__Instructions to follow__: With the images removed, repeat the data below exactly.

__Exercise materials__:
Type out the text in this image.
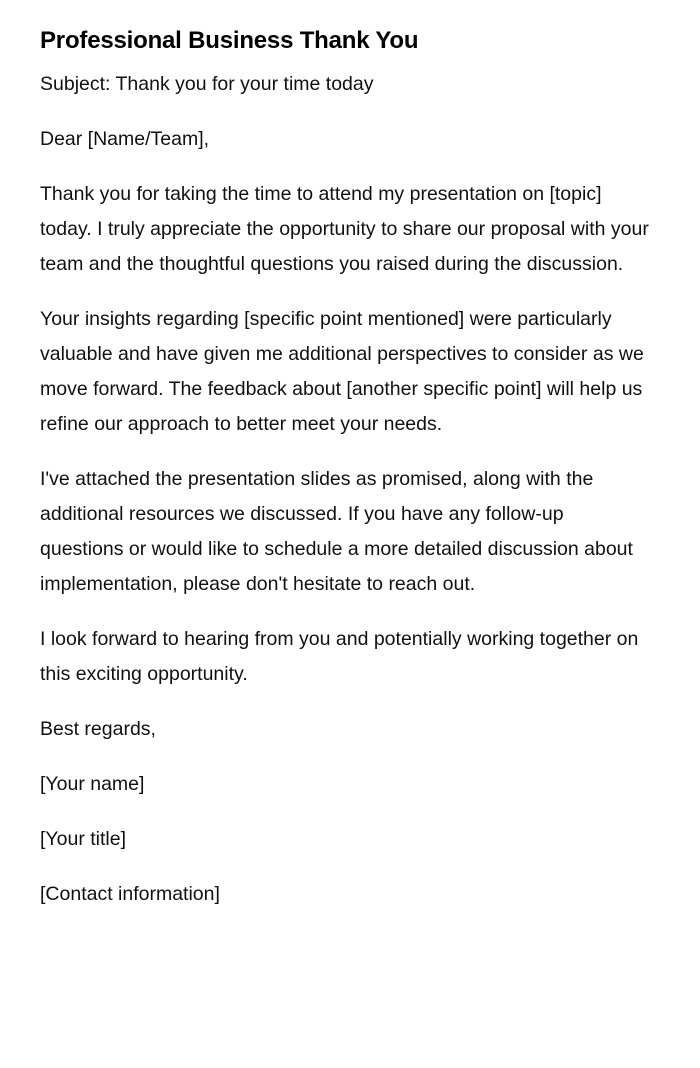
Professional Business Thank You

Subject: Thank you for your time today

Dear [Name/Team],

Thank you for taking the time to attend my presentation on [topic] today. I truly appreciate the opportunity to share our proposal with your team and the thoughtful questions you raised during the discussion.

Your insights regarding [specific point mentioned] were particularly valuable and have given me additional perspectives to consider as we move forward. The feedback about [another specific point] will help us refine our approach to better meet your needs.

I've attached the presentation slides as promised, along with the additional resources we discussed. If you have any follow-up questions or would like to schedule a more detailed discussion about implementation, please don't hesitate to reach out.

I look forward to hearing from you and potentially working together on this exciting opportunity.

Best regards,

[Your name]

[Your title]

[Contact information]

__Result below__:
Type out the text in this image.
Professional Business Thank You

Subject: Thank you for your time today

Dear [Name/Team],

Thank you for taking the time to attend my presentation on [topic] today. I truly appreciate the opportunity to share our proposal with your team and the thoughtful questions you raised during the discussion.

Your insights regarding [specific point mentioned] were particularly valuable and have given me additional perspectives to consider as we move forward. The feedback about [another specific point] will help us refine our approach to better meet your needs.

I've attached the presentation slides as promised, along with the additional resources we discussed. If you have any follow-up questions or would like to schedule a more detailed discussion about implementation, please don't hesitate to reach out.

I look forward to hearing from you and potentially working together on this exciting opportunity.

Best regards,

[Your name]

[Your title]

[Contact information]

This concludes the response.